Dataset records –

- - - -

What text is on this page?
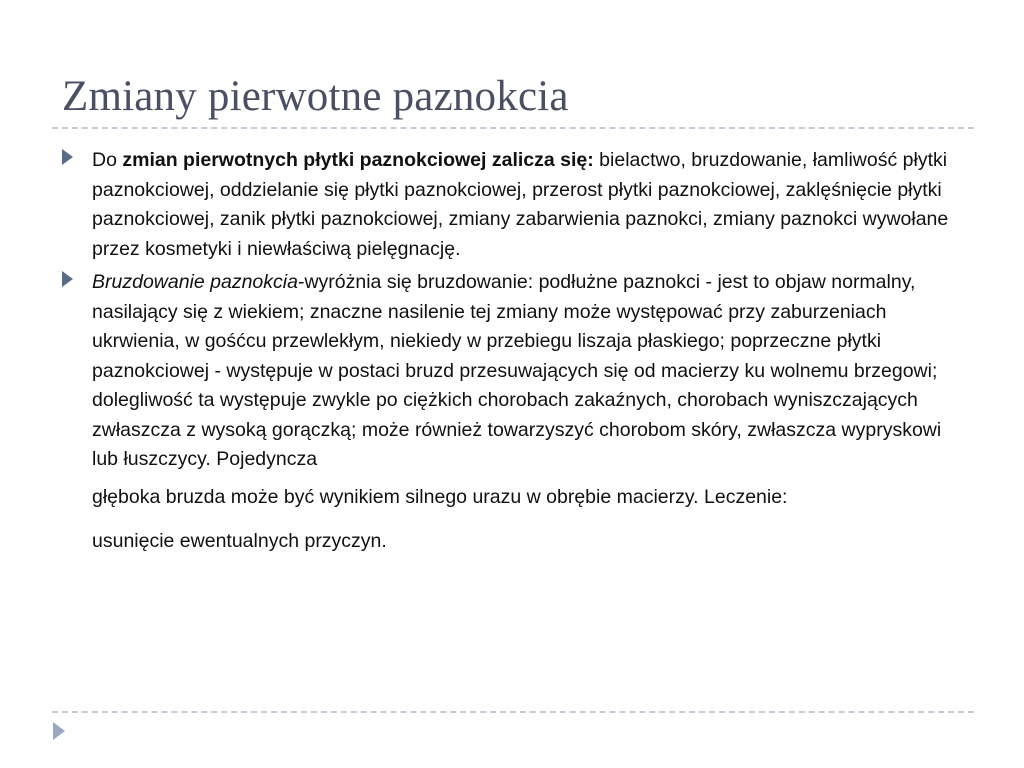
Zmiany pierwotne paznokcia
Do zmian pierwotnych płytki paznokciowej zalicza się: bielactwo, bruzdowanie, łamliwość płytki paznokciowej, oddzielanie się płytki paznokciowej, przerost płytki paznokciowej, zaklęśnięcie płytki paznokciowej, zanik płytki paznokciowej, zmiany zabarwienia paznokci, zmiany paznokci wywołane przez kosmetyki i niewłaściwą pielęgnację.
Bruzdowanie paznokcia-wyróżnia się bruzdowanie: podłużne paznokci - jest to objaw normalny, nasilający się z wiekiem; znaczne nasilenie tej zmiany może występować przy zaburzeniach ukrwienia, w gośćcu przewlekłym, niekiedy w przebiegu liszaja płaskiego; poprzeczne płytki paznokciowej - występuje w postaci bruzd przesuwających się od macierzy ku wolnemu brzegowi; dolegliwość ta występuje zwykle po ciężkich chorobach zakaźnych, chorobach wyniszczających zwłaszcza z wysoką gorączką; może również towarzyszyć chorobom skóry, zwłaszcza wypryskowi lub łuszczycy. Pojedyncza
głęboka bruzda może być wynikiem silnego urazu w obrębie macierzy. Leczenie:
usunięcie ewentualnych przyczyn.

- - - -

Prompt – Each entry shown above must be quoted exactly, with its pictures left out.

Answer to this problem –
What text is on this page?
Zmiany pierwotne paznokcia
Do zmian pierwotnych płytki paznokciowej zalicza się: bielactwo, bruzdowanie, łamliwość płytki paznokciowej, oddzielanie się płytki paznokciowej, przerost płytki paznokciowej, zaklęśnięcie płytki paznokciowej, zanik płytki paznokciowej, zmiany zabarwienia paznokci, zmiany paznokci wywołane przez kosmetyki i niewłaściwą pielęgnację.
Bruzdowanie paznokcia-wyróżnia się bruzdowanie: podłużne paznokci - jest to objaw normalny, nasilający się z wiekiem; znaczne nasilenie tej zmiany może występować przy zaburzeniach ukrwienia, w gośćcu przewlekłym, niekiedy w przebiegu liszaja płaskiego; poprzeczne płytki paznokciowej - występuje w postaci bruzd przesuwających się od macierzy ku wolnemu brzegowi; dolegliwość ta występuje zwykle po ciężkich chorobach zakaźnych, chorobach wyniszczających zwłaszcza z wysoką gorączką; może również towarzyszyć chorobom skóry, zwłaszcza wypryskowi lub łuszczycy. Pojedyncza
głęboka bruzda może być wynikiem silnego urazu w obrębie macierzy. Leczenie:
usunięcie ewentualnych przyczyn.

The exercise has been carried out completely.